== Objective ==
Would you return all of this data exactly, leaving nothing out?

== Source records ==
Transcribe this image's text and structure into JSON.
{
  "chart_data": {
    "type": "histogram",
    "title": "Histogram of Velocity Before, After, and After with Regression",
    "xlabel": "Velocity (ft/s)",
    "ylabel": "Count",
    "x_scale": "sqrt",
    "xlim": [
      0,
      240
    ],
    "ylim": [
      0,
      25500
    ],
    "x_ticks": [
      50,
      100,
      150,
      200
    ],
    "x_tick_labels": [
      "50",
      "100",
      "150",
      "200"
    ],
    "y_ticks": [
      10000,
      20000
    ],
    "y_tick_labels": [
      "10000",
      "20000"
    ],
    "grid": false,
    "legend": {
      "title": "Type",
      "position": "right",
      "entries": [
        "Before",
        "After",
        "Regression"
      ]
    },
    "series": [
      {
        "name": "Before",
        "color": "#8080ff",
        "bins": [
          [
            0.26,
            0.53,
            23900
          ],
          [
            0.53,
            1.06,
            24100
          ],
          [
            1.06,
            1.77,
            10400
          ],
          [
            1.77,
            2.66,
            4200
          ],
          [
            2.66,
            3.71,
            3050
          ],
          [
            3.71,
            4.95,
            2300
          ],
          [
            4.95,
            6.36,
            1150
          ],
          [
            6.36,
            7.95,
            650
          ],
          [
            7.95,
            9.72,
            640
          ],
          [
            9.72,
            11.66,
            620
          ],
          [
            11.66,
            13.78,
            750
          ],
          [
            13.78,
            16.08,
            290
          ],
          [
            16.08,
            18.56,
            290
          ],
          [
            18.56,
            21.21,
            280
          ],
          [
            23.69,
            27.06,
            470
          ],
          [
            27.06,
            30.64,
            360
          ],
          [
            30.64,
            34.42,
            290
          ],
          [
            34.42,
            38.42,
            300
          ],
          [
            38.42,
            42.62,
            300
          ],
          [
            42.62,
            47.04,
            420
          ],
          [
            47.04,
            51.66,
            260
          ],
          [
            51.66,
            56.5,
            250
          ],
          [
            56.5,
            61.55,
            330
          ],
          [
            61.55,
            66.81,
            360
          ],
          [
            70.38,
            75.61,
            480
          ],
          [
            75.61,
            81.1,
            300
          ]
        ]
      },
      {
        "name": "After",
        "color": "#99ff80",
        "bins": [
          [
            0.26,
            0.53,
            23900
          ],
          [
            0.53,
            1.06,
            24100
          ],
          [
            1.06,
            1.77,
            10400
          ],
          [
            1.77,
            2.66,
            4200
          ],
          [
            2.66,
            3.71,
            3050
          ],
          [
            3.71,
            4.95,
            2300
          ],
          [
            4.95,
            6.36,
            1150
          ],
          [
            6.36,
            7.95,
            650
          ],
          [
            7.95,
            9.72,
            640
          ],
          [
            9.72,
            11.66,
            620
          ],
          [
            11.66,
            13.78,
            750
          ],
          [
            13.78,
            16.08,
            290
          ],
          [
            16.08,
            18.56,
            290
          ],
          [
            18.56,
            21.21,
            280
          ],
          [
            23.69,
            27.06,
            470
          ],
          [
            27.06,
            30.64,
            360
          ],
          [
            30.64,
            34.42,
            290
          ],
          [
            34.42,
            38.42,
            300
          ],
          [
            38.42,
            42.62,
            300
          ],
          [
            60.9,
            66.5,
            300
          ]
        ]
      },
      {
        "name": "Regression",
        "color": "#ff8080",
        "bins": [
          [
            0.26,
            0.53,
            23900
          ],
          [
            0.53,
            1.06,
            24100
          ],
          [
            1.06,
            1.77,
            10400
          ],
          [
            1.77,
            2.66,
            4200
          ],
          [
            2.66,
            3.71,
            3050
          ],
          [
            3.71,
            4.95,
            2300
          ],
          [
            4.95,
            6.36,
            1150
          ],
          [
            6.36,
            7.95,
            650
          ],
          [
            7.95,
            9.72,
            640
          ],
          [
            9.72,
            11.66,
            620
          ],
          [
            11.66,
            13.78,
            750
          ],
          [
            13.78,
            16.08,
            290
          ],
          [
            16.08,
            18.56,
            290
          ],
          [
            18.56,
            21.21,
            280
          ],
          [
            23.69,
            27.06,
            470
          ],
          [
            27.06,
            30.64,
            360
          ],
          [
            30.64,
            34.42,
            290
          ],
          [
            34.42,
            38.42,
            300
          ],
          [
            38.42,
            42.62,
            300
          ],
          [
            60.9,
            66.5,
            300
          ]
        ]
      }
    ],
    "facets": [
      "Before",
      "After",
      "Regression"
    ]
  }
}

== Full answer ==
Transcribe this image's text and structure into JSON.
{
  "chart_data": {
    "type": "histogram",
    "title": "Histogram of Velocity Before, After, and After with Regression",
    "xlabel": "Velocity (ft/s)",
    "ylabel": "Count",
    "x_scale": "sqrt",
    "xlim": [
      0,
      240
    ],
    "ylim": [
      0,
      25500
    ],
    "x_ticks": [
      50,
      100,
      150,
      200
    ],
    "x_tick_labels": [
      "50",
      "100",
      "150",
      "200"
    ],
    "y_ticks": [
      10000,
      20000
    ],
    "y_tick_labels": [
      "10000",
      "20000"
    ],
    "grid": false,
    "legend": {
      "title": "Type",
      "position": "right",
      "entries": [
        "Before",
        "After",
        "Regression"
      ]
    },
    "series": [
      {
        "name": "Before",
        "color": "#8080ff",
        "bins": [
          [
            0.26,
            0.53,
            23900
          ],
          [
            0.53,
            1.06,
            24100
          ],
          [
            1.06,
            1.77,
            10400
          ],
          [
            1.77,
            2.66,
            4200
          ],
          [
            2.66,
            3.71,
            3050
          ],
          [
            3.71,
            4.95,
            2300
          ],
          [
            4.95,
            6.36,
            1150
          ],
          [
            6.36,
            7.95,
            650
          ],
          [
            7.95,
            9.72,
            640
          ],
          [
            9.72,
            11.66,
            620
          ],
          [
            11.66,
            13.78,
            750
          ],
          [
            13.78,
            16.08,
            290
          ],
          [
            16.08,
            18.56,
            290
          ],
          [
            18.56,
            21.21,
            280
          ],
          [
            23.69,
            27.06,
            470
          ],
          [
            27.06,
            30.64,
            360
          ],
          [
            30.64,
            34.42,
            290
          ],
          [
            34.42,
            38.42,
            300
          ],
          [
            38.42,
            42.62,
            300
          ],
          [
            42.62,
            47.04,
            420
          ],
          [
            47.04,
            51.66,
            260
          ],
          [
            51.66,
            56.5,
            250
          ],
          [
            56.5,
            61.55,
            330
          ],
          [
            61.55,
            66.81,
            360
          ],
          [
            70.38,
            75.61,
            480
          ],
          [
            75.61,
            81.1,
            300
          ]
        ]
      },
      {
        "name": "After",
        "color": "#99ff80",
        "bins": [
          [
            0.26,
            0.53,
            23900
          ],
          [
            0.53,
            1.06,
            24100
          ],
          [
            1.06,
            1.77,
            10400
          ],
          [
            1.77,
            2.66,
            4200
          ],
          [
            2.66,
            3.71,
            3050
          ],
          [
            3.71,
            4.95,
            2300
          ],
          [
            4.95,
            6.36,
            1150
          ],
          [
            6.36,
            7.95,
            650
          ],
          [
            7.95,
            9.72,
            640
          ],
          [
            9.72,
            11.66,
            620
          ],
          [
            11.66,
            13.78,
            750
          ],
          [
            13.78,
            16.08,
            290
          ],
          [
            16.08,
            18.56,
            290
          ],
          [
            18.56,
            21.21,
            280
          ],
          [
            23.69,
            27.06,
            470
          ],
          [
            27.06,
            30.64,
            360
          ],
          [
            30.64,
            34.42,
            290
          ],
          [
            34.42,
            38.42,
            300
          ],
          [
            38.42,
            42.62,
            300
          ],
          [
            60.9,
            66.5,
            300
          ]
        ]
      },
      {
        "name": "Regression",
        "color": "#ff8080",
        "bins": [
          [
            0.26,
            0.53,
            23900
          ],
          [
            0.53,
            1.06,
            24100
          ],
          [
            1.06,
            1.77,
            10400
          ],
          [
            1.77,
            2.66,
            4200
          ],
          [
            2.66,
            3.71,
            3050
          ],
          [
            3.71,
            4.95,
            2300
          ],
          [
            4.95,
            6.36,
            1150
          ],
          [
            6.36,
            7.95,
            650
          ],
          [
            7.95,
            9.72,
            640
          ],
          [
            9.72,
            11.66,
            620
          ],
          [
            11.66,
            13.78,
            750
          ],
          [
            13.78,
            16.08,
            290
          ],
          [
            16.08,
            18.56,
            290
          ],
          [
            18.56,
            21.21,
            280
          ],
          [
            23.69,
            27.06,
            470
          ],
          [
            27.06,
            30.64,
            360
          ],
          [
            30.64,
            34.42,
            290
          ],
          [
            34.42,
            38.42,
            300
          ],
          [
            38.42,
            42.62,
            300
          ],
          [
            60.9,
            66.5,
            300
          ]
        ]
      }
    ],
    "facets": [
      "Before",
      "After",
      "Regression"
    ]
  }
}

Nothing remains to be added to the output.